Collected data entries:
-------------------------

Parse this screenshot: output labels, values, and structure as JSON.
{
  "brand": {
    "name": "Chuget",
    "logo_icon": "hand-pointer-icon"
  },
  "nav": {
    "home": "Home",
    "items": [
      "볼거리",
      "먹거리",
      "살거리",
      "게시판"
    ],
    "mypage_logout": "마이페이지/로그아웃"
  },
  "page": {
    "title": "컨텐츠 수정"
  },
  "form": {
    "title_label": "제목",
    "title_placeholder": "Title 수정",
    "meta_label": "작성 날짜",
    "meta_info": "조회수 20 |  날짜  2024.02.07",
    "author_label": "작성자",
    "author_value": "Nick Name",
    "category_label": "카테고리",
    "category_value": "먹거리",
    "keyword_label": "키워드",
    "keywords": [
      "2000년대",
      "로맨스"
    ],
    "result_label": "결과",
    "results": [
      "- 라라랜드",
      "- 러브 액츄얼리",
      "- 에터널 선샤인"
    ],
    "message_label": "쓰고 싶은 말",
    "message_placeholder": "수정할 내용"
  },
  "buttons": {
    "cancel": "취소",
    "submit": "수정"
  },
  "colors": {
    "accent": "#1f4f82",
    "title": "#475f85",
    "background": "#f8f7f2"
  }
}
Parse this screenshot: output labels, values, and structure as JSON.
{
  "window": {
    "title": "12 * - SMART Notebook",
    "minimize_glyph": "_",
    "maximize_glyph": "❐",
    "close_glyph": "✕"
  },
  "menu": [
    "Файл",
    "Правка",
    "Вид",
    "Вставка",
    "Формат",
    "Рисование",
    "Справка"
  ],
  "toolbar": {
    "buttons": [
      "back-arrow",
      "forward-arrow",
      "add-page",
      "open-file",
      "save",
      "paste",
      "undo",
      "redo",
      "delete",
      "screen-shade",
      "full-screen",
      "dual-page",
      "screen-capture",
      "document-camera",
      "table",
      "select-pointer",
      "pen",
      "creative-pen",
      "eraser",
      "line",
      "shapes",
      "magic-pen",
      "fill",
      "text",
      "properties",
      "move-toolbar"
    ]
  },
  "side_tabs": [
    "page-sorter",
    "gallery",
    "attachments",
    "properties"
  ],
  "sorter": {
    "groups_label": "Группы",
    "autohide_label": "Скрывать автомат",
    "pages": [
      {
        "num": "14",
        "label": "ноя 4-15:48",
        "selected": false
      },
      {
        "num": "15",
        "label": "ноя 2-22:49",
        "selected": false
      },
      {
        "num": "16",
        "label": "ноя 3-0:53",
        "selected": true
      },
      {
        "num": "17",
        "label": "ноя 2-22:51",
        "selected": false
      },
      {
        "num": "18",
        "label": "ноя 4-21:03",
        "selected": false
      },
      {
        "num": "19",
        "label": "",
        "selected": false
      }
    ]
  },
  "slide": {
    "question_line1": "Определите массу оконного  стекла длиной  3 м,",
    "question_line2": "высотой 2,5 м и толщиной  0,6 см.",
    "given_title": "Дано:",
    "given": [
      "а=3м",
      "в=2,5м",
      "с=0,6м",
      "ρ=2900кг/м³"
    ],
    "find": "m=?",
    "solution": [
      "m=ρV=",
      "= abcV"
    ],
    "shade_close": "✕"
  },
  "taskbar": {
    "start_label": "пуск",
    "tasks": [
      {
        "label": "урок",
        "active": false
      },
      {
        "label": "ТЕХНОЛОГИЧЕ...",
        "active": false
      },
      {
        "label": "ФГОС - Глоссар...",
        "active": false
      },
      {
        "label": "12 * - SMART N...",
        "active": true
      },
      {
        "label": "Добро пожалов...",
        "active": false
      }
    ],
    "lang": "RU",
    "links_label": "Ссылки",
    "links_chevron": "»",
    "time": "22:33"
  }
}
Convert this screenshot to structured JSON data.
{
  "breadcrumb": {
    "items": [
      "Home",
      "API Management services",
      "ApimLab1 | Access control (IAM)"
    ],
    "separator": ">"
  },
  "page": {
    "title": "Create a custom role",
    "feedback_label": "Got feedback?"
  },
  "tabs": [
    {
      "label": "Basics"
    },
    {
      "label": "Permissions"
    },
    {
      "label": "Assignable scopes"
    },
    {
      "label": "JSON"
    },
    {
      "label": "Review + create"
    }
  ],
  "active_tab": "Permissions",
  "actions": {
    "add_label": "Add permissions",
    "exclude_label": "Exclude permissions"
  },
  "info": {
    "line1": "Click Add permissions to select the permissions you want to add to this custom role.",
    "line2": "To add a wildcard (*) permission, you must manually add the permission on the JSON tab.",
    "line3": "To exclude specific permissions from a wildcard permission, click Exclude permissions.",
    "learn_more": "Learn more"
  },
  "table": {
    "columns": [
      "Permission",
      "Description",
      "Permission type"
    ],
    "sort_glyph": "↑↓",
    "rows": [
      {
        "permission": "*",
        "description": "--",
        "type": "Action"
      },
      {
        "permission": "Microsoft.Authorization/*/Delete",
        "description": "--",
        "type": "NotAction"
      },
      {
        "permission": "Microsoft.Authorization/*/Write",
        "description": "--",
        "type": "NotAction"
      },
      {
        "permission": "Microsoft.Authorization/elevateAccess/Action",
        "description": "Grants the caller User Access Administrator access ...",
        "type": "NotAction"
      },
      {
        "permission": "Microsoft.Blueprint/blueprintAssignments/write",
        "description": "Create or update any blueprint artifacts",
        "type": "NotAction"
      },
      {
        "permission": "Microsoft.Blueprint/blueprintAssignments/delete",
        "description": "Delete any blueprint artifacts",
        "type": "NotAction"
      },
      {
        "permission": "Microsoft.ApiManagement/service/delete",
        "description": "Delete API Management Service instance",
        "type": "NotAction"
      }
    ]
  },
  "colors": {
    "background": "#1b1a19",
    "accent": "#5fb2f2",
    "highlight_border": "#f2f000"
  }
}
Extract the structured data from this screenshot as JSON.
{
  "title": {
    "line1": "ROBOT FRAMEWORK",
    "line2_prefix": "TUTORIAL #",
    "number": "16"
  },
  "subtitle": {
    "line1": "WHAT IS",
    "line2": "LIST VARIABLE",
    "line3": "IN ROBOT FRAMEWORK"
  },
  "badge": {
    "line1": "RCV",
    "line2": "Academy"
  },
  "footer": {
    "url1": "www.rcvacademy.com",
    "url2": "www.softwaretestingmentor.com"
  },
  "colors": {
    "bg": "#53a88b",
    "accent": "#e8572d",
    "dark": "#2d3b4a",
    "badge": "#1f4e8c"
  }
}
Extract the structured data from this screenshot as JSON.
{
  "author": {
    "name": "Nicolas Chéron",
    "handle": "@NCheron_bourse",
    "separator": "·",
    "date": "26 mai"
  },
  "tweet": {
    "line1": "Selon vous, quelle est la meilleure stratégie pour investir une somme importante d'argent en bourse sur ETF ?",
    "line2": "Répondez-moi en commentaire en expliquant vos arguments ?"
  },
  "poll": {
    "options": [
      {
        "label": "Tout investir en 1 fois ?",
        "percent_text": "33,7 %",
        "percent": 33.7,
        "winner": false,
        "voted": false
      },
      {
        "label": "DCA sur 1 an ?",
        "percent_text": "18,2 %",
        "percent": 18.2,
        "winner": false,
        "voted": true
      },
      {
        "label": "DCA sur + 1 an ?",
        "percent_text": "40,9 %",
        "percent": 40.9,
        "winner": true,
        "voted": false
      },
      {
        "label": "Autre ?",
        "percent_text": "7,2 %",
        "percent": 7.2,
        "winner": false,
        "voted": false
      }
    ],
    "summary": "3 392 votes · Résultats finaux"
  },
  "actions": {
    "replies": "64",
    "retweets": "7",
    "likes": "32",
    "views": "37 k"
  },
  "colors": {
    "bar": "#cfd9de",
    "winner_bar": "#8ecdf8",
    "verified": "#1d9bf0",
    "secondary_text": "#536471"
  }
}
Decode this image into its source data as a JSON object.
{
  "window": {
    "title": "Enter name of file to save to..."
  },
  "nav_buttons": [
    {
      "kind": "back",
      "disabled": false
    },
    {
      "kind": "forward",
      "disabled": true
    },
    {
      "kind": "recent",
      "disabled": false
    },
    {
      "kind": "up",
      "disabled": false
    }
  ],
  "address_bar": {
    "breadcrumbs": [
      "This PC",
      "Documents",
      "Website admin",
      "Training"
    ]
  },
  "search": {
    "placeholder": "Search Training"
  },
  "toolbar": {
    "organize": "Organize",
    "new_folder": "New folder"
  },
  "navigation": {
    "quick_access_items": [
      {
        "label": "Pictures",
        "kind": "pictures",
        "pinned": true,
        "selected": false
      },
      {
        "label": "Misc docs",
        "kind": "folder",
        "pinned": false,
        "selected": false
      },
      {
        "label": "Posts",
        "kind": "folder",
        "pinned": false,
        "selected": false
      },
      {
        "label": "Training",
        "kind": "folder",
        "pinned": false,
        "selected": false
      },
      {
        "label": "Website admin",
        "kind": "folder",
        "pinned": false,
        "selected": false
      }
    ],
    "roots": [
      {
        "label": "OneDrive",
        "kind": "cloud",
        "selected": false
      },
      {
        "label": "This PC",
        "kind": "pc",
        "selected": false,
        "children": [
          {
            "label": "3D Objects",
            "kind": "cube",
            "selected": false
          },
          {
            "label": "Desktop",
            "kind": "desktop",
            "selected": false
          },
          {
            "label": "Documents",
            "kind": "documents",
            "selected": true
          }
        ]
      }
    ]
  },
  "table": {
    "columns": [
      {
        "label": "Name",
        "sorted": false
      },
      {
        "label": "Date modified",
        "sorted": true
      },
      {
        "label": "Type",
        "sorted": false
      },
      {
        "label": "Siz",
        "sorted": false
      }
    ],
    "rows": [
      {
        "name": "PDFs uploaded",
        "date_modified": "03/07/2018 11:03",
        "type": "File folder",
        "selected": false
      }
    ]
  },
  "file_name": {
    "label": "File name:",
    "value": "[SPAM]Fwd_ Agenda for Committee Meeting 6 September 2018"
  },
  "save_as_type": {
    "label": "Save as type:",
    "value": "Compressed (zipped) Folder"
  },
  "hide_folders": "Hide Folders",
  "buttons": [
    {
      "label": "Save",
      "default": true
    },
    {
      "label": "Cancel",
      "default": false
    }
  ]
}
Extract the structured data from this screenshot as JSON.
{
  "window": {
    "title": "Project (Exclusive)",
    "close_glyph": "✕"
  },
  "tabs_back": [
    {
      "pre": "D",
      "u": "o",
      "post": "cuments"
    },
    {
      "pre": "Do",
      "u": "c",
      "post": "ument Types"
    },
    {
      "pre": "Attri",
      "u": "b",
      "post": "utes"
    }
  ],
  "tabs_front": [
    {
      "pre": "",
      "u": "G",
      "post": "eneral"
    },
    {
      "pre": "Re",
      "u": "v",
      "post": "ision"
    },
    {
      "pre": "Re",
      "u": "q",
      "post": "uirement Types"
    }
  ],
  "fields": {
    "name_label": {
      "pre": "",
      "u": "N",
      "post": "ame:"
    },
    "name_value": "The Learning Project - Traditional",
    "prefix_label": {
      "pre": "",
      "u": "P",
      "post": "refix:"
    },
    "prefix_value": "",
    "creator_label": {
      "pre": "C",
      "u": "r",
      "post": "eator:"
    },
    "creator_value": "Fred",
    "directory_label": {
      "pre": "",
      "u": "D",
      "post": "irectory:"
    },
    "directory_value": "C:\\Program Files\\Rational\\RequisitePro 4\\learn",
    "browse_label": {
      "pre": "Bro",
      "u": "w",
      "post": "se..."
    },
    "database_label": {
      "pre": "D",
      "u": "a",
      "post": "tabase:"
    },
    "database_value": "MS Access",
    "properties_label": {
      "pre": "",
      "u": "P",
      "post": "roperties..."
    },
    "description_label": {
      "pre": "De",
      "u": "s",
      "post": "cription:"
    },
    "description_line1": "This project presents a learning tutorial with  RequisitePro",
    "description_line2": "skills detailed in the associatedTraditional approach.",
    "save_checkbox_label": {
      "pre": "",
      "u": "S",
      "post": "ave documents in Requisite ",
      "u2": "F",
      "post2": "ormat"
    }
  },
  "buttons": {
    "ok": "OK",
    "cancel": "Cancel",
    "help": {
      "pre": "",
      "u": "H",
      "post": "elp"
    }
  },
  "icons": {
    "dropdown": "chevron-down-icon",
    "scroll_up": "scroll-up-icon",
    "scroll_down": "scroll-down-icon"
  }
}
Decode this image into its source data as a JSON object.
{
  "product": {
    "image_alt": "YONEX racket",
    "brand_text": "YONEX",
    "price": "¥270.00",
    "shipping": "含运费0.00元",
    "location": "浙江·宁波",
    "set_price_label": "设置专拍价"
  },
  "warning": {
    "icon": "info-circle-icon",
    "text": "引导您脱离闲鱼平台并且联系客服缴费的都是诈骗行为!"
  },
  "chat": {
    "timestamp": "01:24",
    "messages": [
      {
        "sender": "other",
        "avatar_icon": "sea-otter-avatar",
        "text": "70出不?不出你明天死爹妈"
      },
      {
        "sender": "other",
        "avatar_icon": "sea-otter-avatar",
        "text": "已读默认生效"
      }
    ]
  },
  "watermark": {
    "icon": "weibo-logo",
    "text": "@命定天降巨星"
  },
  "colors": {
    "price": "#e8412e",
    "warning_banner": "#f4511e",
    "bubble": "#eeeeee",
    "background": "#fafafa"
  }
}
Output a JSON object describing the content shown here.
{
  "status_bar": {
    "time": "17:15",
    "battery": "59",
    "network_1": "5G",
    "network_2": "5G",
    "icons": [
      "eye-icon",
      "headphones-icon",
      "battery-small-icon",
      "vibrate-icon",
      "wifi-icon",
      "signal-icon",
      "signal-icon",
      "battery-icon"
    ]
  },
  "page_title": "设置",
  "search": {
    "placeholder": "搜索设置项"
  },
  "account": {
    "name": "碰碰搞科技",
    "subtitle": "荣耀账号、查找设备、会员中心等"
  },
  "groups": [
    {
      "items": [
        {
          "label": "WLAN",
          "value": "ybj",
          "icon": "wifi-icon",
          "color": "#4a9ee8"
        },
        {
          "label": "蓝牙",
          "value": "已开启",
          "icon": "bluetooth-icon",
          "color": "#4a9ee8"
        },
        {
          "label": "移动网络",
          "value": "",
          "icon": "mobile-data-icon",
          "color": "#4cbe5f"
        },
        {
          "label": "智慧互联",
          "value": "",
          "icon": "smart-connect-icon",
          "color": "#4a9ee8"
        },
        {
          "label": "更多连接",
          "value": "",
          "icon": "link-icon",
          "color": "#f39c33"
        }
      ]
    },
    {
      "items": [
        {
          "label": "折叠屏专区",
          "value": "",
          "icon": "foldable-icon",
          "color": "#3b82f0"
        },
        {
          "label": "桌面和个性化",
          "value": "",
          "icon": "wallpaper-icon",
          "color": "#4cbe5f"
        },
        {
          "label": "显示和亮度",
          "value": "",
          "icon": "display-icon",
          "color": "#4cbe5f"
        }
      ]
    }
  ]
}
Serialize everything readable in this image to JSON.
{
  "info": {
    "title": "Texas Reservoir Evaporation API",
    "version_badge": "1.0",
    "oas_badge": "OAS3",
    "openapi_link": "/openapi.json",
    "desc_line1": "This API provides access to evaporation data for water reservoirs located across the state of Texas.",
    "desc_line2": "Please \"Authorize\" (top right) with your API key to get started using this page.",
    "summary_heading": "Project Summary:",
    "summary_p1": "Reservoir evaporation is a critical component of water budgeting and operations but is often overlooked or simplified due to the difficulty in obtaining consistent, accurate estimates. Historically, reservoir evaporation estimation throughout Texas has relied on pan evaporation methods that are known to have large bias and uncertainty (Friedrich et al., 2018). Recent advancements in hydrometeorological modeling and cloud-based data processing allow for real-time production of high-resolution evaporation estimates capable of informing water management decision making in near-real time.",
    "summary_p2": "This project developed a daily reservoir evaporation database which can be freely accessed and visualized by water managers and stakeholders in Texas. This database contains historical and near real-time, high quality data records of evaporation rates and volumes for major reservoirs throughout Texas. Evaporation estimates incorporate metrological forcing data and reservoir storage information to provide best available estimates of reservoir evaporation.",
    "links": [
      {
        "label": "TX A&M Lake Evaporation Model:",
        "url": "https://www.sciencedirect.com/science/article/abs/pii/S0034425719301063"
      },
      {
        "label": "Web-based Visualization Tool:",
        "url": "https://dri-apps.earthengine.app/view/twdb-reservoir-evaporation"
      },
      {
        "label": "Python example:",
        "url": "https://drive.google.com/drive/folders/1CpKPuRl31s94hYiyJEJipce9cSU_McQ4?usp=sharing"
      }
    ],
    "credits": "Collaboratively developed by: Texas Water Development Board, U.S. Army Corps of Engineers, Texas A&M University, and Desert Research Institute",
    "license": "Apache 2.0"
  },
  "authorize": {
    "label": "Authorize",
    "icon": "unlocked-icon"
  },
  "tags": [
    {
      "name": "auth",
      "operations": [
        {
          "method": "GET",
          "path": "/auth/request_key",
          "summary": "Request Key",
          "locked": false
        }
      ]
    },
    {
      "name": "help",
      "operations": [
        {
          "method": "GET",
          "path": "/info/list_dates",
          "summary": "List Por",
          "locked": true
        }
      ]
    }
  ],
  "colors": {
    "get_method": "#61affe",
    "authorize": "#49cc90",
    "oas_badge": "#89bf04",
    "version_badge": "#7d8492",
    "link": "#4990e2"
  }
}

-------------------------

Check each line of the records above for the string "Exclude", and report every line that has it.

    "exclude_label": "Exclude permissions"
    "line3": "To exclude specific permissions from a wildcard permission, click Exclude permissions.",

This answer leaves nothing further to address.